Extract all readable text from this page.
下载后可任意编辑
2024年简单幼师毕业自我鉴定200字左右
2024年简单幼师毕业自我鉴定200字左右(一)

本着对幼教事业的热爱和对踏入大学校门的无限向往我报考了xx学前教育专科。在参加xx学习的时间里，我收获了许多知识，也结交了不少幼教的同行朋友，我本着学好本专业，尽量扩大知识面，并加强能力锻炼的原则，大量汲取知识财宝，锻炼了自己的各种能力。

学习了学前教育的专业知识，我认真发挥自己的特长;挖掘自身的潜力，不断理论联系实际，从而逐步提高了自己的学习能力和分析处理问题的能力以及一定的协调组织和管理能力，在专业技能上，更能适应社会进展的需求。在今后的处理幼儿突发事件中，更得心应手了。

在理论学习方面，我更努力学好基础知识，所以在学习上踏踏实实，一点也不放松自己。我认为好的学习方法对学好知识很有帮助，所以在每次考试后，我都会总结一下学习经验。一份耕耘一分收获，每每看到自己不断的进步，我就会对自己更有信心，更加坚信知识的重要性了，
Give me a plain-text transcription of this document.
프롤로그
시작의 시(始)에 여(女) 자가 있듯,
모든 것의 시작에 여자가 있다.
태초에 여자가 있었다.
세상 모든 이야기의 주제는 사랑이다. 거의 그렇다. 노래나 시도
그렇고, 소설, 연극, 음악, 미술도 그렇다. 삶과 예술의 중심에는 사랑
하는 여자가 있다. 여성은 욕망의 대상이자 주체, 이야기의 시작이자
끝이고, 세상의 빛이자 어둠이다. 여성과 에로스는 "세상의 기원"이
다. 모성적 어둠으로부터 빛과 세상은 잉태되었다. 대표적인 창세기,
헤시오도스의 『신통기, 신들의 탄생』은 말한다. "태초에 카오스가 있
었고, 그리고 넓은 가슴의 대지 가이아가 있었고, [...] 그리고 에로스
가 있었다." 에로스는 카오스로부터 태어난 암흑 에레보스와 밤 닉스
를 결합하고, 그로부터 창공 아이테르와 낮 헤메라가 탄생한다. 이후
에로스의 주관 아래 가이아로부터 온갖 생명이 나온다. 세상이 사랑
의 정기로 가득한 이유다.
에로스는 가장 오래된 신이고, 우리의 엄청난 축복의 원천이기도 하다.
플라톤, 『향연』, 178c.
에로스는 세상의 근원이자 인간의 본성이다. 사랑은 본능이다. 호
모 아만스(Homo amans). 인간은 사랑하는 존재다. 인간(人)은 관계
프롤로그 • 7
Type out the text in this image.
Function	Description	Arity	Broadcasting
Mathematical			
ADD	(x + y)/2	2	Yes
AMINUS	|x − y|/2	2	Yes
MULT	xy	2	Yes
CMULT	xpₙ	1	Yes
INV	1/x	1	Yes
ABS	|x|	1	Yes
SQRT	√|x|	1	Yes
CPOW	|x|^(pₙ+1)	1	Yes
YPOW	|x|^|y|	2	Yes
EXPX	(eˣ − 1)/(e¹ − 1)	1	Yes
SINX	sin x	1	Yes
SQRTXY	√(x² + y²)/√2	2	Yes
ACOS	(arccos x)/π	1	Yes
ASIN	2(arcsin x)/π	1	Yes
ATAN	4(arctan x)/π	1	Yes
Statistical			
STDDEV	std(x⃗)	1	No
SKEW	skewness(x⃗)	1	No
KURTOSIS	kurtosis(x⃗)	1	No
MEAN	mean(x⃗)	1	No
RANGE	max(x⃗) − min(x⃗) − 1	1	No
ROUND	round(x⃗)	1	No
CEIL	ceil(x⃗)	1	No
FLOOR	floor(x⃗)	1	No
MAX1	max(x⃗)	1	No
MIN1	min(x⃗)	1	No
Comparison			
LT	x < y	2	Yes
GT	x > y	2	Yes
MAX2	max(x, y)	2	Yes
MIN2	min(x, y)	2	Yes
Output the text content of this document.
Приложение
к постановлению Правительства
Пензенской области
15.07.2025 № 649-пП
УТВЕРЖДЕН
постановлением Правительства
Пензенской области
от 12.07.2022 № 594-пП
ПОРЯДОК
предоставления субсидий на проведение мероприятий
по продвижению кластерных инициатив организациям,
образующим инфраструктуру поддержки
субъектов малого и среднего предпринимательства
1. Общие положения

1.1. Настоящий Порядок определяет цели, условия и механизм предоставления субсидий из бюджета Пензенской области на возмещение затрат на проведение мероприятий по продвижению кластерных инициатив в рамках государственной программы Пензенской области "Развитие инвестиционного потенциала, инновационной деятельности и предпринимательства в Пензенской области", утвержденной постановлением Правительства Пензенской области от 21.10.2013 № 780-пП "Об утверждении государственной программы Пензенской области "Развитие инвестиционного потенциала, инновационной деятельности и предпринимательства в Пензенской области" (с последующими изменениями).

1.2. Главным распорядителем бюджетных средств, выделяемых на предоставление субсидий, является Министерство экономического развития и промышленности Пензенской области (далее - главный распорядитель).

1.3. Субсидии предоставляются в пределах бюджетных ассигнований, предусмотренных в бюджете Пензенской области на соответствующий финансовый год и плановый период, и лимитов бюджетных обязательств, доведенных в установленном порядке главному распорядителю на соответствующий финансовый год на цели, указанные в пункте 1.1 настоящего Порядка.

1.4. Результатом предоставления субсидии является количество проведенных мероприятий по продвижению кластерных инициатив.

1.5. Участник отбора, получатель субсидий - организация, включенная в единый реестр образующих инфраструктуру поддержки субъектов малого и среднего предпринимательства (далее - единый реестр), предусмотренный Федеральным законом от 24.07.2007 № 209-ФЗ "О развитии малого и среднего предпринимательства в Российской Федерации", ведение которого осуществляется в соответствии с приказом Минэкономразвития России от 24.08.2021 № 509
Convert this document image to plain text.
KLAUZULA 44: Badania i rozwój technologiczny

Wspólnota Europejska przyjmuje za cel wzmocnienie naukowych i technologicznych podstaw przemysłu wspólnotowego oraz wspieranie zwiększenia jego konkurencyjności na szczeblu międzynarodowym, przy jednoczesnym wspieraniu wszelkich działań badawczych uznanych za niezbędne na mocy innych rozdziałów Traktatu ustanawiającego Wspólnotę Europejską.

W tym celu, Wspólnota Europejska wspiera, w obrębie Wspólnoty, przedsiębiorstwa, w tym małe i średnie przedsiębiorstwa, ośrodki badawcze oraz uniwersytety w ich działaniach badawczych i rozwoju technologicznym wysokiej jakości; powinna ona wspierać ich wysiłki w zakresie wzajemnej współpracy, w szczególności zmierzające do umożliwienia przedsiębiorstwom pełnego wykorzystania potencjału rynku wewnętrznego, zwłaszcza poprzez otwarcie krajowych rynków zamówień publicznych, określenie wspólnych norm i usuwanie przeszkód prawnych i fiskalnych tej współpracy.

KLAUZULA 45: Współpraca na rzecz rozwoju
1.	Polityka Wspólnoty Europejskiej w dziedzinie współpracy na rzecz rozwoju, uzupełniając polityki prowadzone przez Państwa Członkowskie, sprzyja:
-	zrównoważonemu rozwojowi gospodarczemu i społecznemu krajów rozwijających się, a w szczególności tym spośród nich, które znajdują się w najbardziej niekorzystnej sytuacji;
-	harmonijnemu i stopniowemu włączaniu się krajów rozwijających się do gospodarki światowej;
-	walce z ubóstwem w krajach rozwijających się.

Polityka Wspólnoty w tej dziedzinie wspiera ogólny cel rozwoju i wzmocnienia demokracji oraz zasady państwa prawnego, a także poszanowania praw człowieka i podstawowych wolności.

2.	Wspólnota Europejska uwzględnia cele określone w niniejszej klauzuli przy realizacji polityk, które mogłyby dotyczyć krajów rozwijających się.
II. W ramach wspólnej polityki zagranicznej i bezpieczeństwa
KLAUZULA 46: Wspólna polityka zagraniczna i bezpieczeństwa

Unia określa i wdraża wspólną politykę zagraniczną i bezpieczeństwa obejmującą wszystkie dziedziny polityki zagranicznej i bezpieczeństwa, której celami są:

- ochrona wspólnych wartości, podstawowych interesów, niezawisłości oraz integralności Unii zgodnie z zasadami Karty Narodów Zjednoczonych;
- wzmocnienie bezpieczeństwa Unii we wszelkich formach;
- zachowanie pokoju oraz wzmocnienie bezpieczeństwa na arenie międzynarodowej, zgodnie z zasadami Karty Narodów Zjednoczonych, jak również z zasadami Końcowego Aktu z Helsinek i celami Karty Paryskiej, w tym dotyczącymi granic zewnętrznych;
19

Task details: Copy out every line from the records that has the word "продвижению".

Response below:
по продвижению кластерных инициатив организациям,
1.1. Настоящий Порядок определяет цели, условия и механизм предоставления субсидий из бюджета Пензенской области на возмещение затрат на проведение мероприятий по продвижению кластерных инициатив в рамках государственной программы Пензенской области "Развитие инвестиционного потенциала, инновационной деятельности и предпринимательства в Пензенской области", утвержденной постановлением Правительства Пензенской области от 21.10.2013 № 780-пП "Об утверждении государственной программы Пензенской области "Развитие инвестиционного потенциала, инновационной деятельности и предпринимательства в Пензенской области" (с последующими изменениями).
1.4. Результатом предоставления субсидии является количество проведенных мероприятий по продвижению кластерных инициатив.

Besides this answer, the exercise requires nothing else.